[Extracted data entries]
◇ ◇ ◇
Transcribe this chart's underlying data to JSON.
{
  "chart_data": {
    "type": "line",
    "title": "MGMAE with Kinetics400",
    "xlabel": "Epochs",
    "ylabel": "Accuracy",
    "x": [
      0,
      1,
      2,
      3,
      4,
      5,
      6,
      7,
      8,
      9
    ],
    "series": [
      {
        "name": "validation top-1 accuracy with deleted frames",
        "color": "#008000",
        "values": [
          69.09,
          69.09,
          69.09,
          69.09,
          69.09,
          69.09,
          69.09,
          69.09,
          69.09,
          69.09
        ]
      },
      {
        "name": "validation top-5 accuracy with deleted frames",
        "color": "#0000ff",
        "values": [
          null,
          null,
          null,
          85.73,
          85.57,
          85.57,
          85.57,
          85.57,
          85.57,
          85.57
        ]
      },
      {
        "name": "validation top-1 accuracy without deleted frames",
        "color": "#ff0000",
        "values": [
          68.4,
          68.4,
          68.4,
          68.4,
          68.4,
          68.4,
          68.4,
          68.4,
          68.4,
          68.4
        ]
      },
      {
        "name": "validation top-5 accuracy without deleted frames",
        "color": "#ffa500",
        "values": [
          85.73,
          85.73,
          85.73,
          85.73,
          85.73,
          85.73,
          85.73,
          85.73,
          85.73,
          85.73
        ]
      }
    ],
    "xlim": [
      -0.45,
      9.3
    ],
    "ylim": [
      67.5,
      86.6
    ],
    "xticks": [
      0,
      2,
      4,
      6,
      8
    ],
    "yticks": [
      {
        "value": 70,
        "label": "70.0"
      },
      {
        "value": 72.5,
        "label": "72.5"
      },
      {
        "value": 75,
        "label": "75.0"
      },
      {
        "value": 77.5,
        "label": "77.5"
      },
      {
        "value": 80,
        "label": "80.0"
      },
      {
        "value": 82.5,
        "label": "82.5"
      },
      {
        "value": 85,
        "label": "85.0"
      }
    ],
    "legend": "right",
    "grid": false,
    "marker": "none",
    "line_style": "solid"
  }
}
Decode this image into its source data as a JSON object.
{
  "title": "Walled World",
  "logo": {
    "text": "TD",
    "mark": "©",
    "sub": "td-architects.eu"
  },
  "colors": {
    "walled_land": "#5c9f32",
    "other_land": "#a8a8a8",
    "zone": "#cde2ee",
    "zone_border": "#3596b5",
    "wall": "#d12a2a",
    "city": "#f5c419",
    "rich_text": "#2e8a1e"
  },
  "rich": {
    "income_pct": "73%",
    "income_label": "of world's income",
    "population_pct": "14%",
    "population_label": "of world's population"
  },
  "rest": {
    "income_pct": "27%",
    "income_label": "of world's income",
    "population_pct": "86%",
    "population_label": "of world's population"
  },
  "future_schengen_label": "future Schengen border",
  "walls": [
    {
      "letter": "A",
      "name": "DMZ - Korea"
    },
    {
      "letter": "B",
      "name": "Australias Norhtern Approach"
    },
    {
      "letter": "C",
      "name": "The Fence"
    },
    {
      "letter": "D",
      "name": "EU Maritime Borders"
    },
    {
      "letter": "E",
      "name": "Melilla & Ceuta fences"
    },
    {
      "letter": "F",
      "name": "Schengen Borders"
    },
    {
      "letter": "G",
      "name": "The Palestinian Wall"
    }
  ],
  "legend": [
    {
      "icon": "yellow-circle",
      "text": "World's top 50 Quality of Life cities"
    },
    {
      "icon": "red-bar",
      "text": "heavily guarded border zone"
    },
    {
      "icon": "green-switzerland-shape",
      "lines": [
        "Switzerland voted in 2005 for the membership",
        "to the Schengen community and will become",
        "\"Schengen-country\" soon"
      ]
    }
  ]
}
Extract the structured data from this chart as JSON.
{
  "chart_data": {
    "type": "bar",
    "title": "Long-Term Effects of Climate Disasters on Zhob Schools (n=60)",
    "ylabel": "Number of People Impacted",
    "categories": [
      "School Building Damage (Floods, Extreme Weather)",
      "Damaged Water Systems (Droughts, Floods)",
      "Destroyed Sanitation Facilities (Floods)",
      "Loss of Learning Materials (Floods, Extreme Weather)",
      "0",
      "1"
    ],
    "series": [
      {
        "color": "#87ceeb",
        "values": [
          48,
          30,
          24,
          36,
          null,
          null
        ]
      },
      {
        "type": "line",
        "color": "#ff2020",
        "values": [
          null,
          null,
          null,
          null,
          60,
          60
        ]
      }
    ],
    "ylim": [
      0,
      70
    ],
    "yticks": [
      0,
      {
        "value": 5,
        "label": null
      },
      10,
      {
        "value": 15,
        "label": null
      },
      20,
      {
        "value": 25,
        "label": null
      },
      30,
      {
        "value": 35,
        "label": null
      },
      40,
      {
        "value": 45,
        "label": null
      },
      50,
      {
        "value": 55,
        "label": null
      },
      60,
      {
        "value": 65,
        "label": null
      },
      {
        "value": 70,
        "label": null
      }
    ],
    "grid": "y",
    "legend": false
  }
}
◇ ◇ ◇
▶ [WHAT THE TASK REQUIRES]: Find "letter". Copy every line it occurs in.

▶ [RESULT OF THE EXERCISE]:
      "letter": "A",
      "letter": "B",
      "letter": "C",
      "letter": "D",
      "letter": "E",
      "letter": "F",
      "letter": "G",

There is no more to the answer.